» Aim
Pull out each line of the records holding the string "English".
====== Records shown
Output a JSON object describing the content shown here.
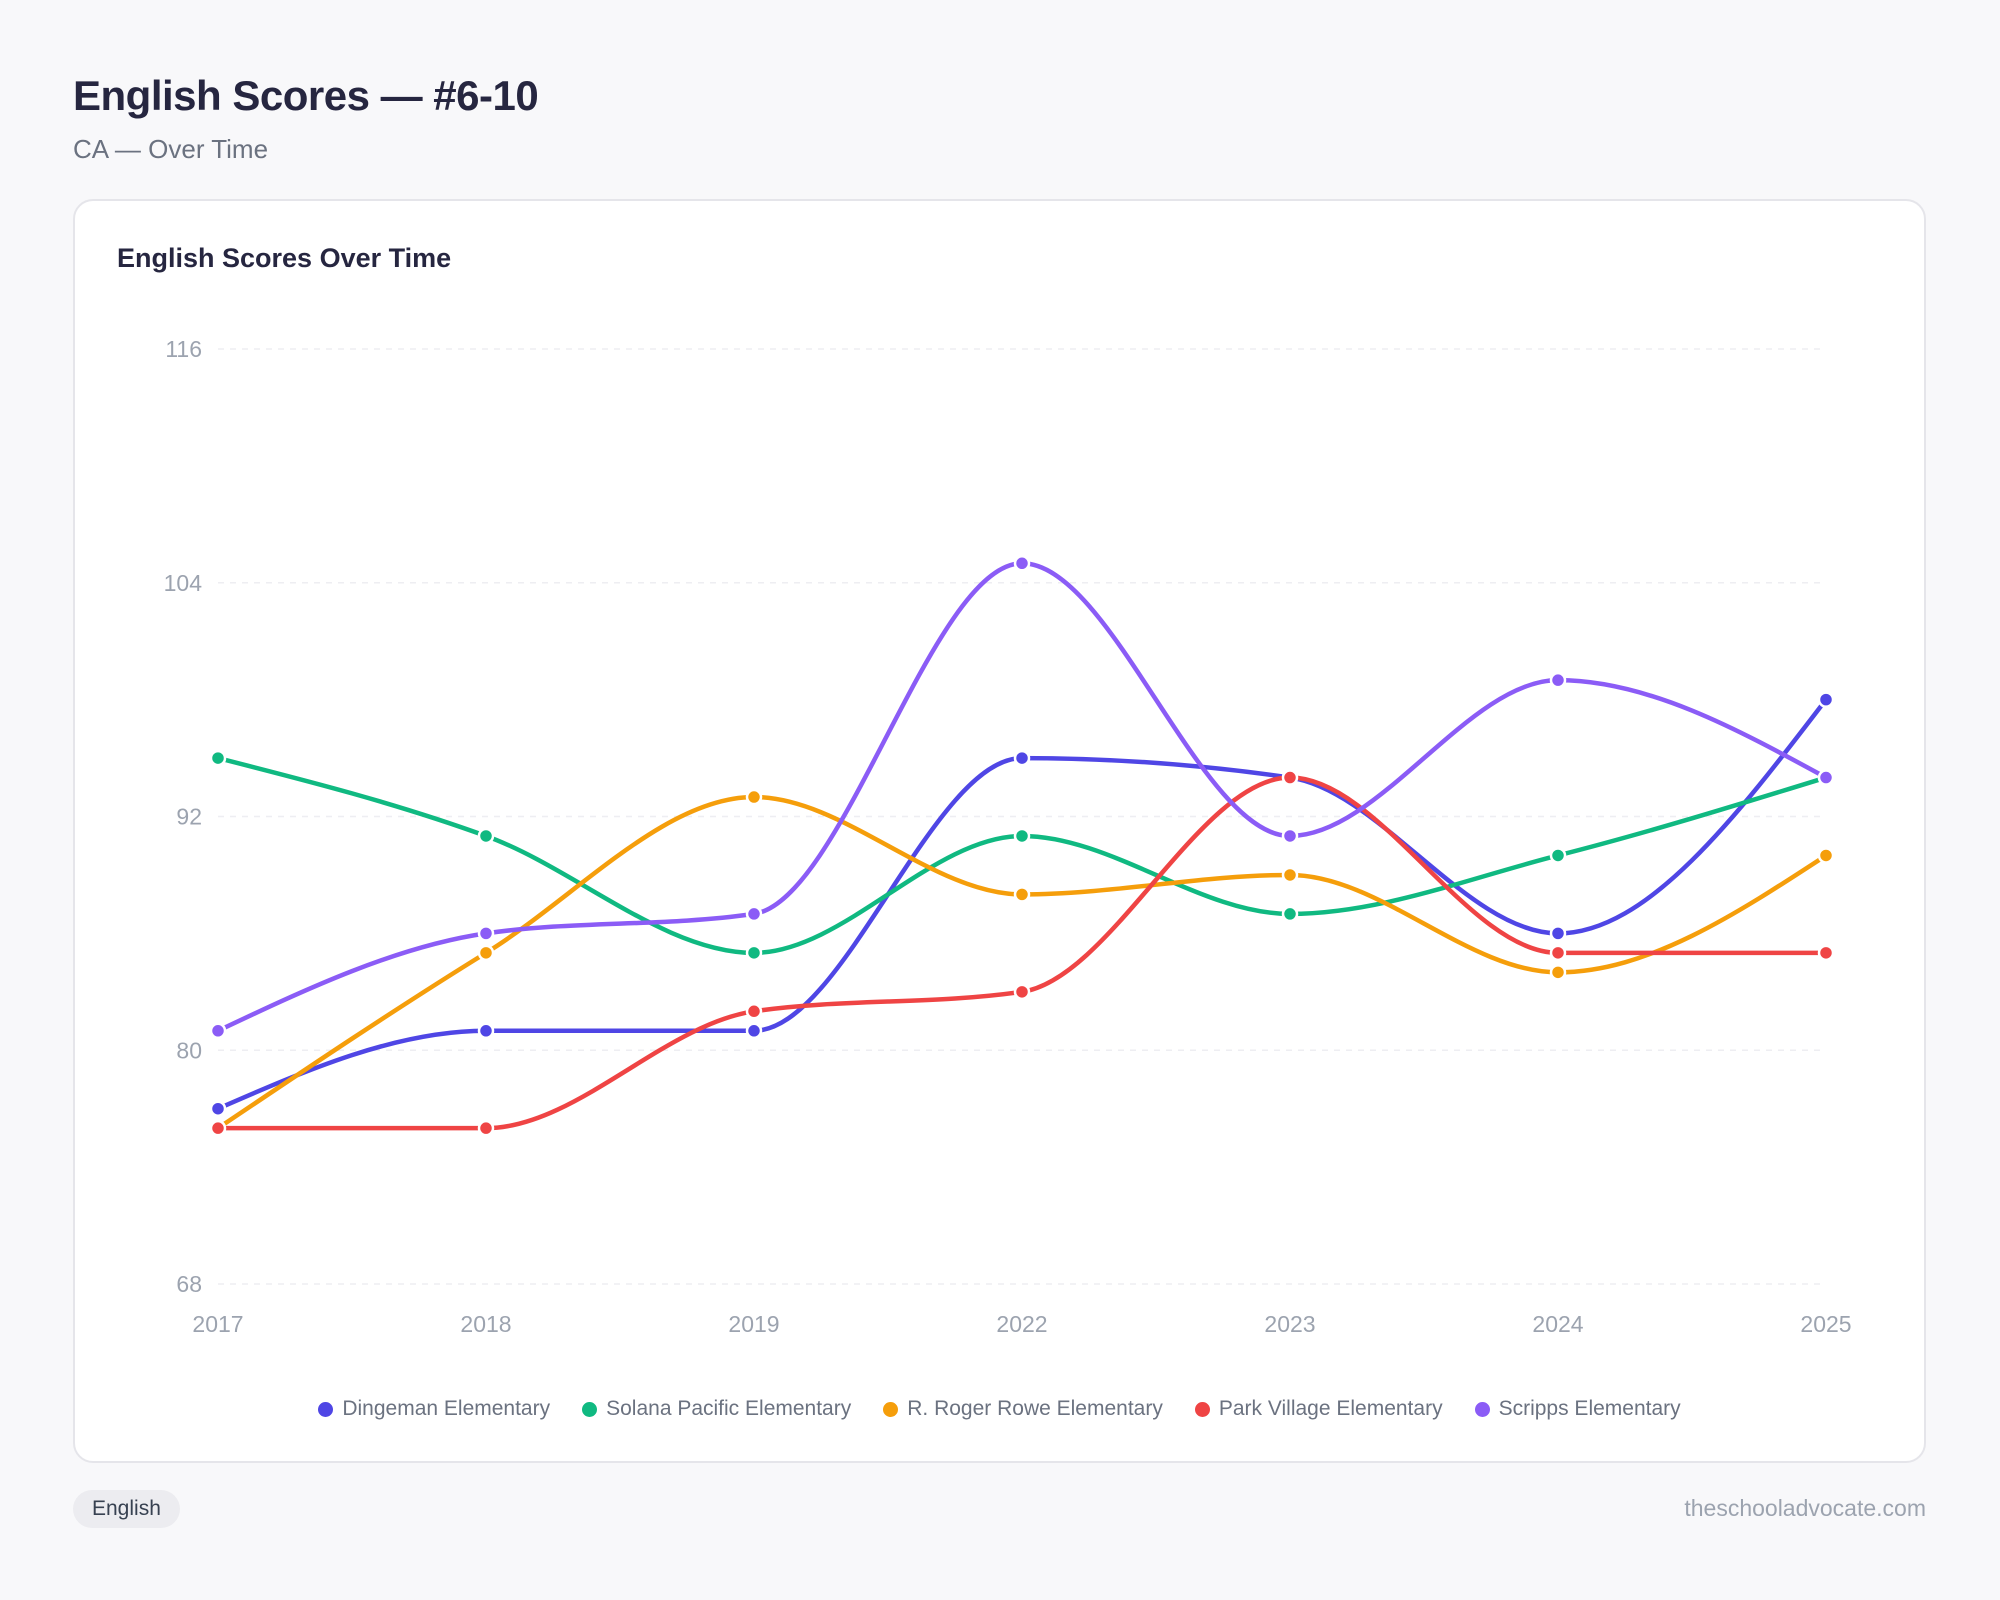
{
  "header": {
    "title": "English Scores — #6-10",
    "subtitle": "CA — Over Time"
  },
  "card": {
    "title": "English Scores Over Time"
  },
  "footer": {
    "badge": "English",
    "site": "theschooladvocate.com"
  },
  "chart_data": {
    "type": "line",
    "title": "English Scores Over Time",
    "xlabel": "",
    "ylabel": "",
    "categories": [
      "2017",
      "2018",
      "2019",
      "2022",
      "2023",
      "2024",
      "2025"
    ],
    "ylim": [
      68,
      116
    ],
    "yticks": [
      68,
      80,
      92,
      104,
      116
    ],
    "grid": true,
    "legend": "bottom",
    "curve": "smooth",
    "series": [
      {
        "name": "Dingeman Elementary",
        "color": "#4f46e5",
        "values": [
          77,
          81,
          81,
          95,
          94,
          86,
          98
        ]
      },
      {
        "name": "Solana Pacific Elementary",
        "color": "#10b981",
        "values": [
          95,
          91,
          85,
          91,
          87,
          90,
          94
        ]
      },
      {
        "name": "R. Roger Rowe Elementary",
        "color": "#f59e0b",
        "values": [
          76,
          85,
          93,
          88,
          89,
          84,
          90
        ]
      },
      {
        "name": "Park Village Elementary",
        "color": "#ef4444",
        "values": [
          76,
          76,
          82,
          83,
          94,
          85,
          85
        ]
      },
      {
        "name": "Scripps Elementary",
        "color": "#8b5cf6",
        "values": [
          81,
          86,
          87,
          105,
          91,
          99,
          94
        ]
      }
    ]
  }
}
============
» Answer to the problem
    "title": "English Scores — #6-10",
    "title": "English Scores Over Time"
    "badge": "English",
    "title": "English Scores Over Time",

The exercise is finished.